■ Work to complete: When the word "icon" appears in a line of the data below, list that line.

■ Study material:
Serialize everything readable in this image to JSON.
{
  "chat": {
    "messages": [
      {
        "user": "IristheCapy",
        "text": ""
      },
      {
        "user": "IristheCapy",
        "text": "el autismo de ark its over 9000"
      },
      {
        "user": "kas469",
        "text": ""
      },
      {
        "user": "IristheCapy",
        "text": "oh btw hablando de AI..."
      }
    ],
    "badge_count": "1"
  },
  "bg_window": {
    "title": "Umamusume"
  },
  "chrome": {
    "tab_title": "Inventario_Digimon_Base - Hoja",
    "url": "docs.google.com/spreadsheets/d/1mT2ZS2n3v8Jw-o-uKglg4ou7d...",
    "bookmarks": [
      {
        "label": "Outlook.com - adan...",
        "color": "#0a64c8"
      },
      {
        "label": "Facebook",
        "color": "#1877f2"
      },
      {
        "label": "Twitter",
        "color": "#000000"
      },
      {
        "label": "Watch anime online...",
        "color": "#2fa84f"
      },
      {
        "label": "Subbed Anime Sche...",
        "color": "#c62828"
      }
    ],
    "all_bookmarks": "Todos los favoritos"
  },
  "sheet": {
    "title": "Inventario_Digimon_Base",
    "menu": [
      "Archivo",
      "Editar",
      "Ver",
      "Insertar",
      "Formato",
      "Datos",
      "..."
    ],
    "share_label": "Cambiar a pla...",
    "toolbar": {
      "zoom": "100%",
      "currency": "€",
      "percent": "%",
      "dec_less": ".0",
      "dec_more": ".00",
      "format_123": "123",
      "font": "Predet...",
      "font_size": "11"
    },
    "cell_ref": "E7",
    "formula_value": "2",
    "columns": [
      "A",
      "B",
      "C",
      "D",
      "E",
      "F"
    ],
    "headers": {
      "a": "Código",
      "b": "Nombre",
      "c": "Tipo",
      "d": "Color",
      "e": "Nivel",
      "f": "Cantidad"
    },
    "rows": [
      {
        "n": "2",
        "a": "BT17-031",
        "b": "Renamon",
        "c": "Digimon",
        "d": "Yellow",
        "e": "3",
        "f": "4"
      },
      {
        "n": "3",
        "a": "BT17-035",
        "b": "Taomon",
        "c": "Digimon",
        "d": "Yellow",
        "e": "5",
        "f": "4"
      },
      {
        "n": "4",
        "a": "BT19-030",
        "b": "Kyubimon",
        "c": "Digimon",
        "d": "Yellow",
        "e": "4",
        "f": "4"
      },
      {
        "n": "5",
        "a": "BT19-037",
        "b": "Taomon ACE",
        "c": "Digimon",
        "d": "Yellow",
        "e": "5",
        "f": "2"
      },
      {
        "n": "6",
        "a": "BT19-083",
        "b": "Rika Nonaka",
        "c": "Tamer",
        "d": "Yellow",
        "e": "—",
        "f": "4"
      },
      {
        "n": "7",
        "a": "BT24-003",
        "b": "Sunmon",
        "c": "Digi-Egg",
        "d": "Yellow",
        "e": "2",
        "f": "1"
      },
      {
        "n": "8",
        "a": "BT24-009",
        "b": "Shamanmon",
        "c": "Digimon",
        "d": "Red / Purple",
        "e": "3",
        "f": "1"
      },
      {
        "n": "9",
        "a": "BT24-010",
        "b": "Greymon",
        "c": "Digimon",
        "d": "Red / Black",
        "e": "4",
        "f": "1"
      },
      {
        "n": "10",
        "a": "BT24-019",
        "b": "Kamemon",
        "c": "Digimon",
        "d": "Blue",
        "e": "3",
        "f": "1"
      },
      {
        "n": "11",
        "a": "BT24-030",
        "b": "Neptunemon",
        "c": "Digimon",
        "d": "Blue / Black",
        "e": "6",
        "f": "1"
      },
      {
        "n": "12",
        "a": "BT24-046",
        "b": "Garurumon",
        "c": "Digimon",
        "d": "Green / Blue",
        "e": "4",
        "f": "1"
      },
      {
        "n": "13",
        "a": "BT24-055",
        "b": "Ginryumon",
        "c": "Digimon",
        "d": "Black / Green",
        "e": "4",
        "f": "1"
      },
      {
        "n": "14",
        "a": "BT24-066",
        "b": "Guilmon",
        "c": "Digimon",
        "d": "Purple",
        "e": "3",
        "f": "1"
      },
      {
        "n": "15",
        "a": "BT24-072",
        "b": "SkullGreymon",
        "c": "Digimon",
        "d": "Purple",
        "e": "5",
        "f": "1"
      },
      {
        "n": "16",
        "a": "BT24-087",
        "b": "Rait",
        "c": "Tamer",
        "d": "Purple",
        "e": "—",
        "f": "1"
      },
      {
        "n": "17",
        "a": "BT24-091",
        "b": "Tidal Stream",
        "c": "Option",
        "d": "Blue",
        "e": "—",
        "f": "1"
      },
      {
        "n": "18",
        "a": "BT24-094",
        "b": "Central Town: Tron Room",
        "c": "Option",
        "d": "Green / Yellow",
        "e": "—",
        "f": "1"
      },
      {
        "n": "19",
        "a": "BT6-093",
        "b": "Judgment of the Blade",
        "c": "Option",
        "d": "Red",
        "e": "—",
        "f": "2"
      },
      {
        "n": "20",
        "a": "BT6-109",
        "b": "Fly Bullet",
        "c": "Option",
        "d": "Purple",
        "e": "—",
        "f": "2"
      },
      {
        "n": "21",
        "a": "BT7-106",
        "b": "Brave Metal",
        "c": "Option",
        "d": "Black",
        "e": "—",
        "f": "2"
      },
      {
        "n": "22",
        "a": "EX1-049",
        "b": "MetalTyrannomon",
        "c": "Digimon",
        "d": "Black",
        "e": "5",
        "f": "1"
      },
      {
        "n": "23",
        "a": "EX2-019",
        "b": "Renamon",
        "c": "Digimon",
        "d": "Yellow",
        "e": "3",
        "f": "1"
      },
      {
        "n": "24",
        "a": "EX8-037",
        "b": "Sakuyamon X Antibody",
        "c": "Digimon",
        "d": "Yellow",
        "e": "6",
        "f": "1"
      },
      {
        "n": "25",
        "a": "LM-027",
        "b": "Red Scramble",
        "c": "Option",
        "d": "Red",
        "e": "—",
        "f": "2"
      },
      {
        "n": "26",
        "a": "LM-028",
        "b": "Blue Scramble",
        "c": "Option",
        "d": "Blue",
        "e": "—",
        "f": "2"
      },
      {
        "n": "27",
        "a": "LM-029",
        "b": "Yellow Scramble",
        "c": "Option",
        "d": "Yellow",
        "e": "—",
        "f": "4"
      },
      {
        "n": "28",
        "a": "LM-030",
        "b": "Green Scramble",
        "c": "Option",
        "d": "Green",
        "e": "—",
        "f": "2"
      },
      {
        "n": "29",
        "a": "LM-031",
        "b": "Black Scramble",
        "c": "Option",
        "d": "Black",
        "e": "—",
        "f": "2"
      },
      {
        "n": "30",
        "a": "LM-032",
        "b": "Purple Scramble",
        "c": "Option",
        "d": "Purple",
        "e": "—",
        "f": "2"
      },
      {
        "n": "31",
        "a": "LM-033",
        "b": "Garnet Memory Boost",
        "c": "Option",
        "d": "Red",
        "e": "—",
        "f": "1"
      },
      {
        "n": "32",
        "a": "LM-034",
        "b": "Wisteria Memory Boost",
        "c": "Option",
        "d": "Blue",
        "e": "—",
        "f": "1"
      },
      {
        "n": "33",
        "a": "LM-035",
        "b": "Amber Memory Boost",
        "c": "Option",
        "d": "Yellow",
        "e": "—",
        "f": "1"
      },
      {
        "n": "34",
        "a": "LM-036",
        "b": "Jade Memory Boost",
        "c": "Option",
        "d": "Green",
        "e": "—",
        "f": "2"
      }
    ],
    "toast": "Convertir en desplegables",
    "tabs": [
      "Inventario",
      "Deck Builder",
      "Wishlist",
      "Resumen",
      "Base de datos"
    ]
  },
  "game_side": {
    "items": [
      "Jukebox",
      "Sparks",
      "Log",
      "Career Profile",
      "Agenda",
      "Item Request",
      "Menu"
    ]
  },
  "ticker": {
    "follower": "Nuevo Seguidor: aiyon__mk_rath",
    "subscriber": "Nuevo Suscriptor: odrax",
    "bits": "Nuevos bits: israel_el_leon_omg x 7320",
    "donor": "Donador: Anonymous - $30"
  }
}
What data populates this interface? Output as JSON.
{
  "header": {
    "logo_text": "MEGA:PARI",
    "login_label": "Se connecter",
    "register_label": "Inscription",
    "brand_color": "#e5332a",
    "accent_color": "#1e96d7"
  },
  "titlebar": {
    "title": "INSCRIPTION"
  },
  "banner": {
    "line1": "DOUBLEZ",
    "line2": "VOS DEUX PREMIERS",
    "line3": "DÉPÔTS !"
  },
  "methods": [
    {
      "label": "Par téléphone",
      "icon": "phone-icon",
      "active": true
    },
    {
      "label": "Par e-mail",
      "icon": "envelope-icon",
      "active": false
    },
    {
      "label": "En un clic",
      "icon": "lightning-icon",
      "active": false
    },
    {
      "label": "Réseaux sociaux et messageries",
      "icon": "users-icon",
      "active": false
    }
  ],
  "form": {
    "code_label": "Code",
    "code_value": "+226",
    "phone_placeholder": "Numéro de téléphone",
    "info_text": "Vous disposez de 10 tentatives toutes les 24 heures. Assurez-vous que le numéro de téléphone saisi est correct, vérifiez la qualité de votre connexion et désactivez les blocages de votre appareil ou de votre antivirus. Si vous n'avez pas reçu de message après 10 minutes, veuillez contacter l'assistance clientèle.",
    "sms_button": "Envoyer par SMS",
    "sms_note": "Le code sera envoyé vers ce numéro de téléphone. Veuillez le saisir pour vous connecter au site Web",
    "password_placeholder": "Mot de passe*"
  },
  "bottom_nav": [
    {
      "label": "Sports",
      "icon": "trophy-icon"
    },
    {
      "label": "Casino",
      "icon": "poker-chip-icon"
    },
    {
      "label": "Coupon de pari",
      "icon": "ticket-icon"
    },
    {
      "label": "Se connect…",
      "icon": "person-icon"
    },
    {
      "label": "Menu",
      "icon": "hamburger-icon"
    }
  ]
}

■ Response below:
      "icon": "phone-icon",
      "icon": "envelope-icon",
      "icon": "lightning-icon",
      "icon": "users-icon",
      "icon": "trophy-icon"
      "icon": "poker-chip-icon"
      "icon": "ticket-icon"
      "icon": "person-icon"
      "icon": "hamburger-icon"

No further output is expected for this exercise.